Begin Data extract

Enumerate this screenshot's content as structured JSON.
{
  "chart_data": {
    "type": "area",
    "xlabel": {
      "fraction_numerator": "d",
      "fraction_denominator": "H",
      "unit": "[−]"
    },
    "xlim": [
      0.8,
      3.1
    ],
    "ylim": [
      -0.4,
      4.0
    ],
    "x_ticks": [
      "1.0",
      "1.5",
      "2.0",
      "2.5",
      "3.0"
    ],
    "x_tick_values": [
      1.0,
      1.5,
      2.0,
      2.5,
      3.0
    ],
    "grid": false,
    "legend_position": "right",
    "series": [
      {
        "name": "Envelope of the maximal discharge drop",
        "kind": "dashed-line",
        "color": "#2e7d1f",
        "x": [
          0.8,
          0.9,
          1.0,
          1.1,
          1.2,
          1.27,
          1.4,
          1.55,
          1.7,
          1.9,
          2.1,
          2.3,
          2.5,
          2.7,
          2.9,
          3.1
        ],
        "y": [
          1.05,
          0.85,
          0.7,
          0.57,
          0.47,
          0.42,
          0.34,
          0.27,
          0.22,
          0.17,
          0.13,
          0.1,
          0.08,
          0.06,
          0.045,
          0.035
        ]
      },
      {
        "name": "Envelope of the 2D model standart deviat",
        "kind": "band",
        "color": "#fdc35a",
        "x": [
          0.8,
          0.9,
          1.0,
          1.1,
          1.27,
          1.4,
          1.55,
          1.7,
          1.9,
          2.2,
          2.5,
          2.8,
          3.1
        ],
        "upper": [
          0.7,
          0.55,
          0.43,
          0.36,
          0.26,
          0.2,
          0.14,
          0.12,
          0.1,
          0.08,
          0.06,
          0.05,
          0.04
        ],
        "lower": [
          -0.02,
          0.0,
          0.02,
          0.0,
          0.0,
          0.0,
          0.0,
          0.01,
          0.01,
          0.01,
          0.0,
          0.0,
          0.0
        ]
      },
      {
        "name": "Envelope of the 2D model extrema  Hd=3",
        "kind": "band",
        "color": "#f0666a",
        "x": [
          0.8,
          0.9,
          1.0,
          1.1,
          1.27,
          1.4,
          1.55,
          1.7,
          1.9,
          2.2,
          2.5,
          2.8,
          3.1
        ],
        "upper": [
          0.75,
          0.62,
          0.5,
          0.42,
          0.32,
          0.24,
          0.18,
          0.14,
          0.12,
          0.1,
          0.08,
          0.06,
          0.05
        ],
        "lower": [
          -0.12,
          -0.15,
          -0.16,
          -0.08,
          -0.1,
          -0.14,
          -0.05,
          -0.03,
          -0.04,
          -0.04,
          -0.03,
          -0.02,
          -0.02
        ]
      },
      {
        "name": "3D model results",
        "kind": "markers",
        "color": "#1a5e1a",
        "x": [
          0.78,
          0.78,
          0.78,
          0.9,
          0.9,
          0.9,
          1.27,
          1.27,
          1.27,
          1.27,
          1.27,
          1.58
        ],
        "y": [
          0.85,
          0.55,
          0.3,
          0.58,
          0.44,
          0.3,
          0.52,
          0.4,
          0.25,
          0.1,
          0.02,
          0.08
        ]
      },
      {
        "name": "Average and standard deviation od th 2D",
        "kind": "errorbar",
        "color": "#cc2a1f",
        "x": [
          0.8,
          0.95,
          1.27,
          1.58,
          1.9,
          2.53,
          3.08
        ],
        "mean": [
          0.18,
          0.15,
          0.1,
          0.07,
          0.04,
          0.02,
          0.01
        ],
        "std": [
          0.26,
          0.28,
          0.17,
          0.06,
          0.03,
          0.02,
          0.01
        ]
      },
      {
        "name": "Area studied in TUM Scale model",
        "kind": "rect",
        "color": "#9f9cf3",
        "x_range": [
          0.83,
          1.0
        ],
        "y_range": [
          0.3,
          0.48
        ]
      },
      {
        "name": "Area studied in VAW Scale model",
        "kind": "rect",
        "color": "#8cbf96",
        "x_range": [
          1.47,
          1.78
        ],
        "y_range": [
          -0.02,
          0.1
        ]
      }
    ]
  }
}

End Data extract

Write the listing out again, exactly as it reads.

> Correct answer:
Enumerate this screenshot's content as structured JSON.
{
  "chart_data": {
    "type": "area",
    "xlabel": {
      "fraction_numerator": "d",
      "fraction_denominator": "H",
      "unit": "[−]"
    },
    "xlim": [
      0.8,
      3.1
    ],
    "ylim": [
      -0.4,
      4.0
    ],
    "x_ticks": [
      "1.0",
      "1.5",
      "2.0",
      "2.5",
      "3.0"
    ],
    "x_tick_values": [
      1.0,
      1.5,
      2.0,
      2.5,
      3.0
    ],
    "grid": false,
    "legend_position": "right",
    "series": [
      {
        "name": "Envelope of the maximal discharge drop",
        "kind": "dashed-line",
        "color": "#2e7d1f",
        "x": [
          0.8,
          0.9,
          1.0,
          1.1,
          1.2,
          1.27,
          1.4,
          1.55,
          1.7,
          1.9,
          2.1,
          2.3,
          2.5,
          2.7,
          2.9,
          3.1
        ],
        "y": [
          1.05,
          0.85,
          0.7,
          0.57,
          0.47,
          0.42,
          0.34,
          0.27,
          0.22,
          0.17,
          0.13,
          0.1,
          0.08,
          0.06,
          0.045,
          0.035
        ]
      },
      {
        "name": "Envelope of the 2D model standart deviat",
        "kind": "band",
        "color": "#fdc35a",
        "x": [
          0.8,
          0.9,
          1.0,
          1.1,
          1.27,
          1.4,
          1.55,
          1.7,
          1.9,
          2.2,
          2.5,
          2.8,
          3.1
        ],
        "upper": [
          0.7,
          0.55,
          0.43,
          0.36,
          0.26,
          0.2,
          0.14,
          0.12,
          0.1,
          0.08,
          0.06,
          0.05,
          0.04
        ],
        "lower": [
          -0.02,
          0.0,
          0.02,
          0.0,
          0.0,
          0.0,
          0.0,
          0.01,
          0.01,
          0.01,
          0.0,
          0.0,
          0.0
        ]
      },
      {
        "name": "Envelope of the 2D model extrema  Hd=3",
        "kind": "band",
        "color": "#f0666a",
        "x": [
          0.8,
          0.9,
          1.0,
          1.1,
          1.27,
          1.4,
          1.55,
          1.7,
          1.9,
          2.2,
          2.5,
          2.8,
          3.1
        ],
        "upper": [
          0.75,
          0.62,
          0.5,
          0.42,
          0.32,
          0.24,
          0.18,
          0.14,
          0.12,
          0.1,
          0.08,
          0.06,
          0.05
        ],
        "lower": [
          -0.12,
          -0.15,
          -0.16,
          -0.08,
          -0.1,
          -0.14,
          -0.05,
          -0.03,
          -0.04,
          -0.04,
          -0.03,
          -0.02,
          -0.02
        ]
      },
      {
        "name": "3D model results",
        "kind": "markers",
        "color": "#1a5e1a",
        "x": [
          0.78,
          0.78,
          0.78,
          0.9,
          0.9,
          0.9,
          1.27,
          1.27,
          1.27,
          1.27,
          1.27,
          1.58
        ],
        "y": [
          0.85,
          0.55,
          0.3,
          0.58,
          0.44,
          0.3,
          0.52,
          0.4,
          0.25,
          0.1,
          0.02,
          0.08
        ]
      },
      {
        "name": "Average and standard deviation od th 2D",
        "kind": "errorbar",
        "color": "#cc2a1f",
        "x": [
          0.8,
          0.95,
          1.27,
          1.58,
          1.9,
          2.53,
          3.08
        ],
        "mean": [
          0.18,
          0.15,
          0.1,
          0.07,
          0.04,
          0.02,
          0.01
        ],
        "std": [
          0.26,
          0.28,
          0.17,
          0.06,
          0.03,
          0.02,
          0.01
        ]
      },
      {
        "name": "Area studied in TUM Scale model",
        "kind": "rect",
        "color": "#9f9cf3",
        "x_range": [
          0.83,
          1.0
        ],
        "y_range": [
          0.3,
          0.48
        ]
      },
      {
        "name": "Area studied in VAW Scale model",
        "kind": "rect",
        "color": "#8cbf96",
        "x_range": [
          1.47,
          1.78
        ],
        "y_range": [
          -0.02,
          0.1
        ]
      }
    ]
  }
}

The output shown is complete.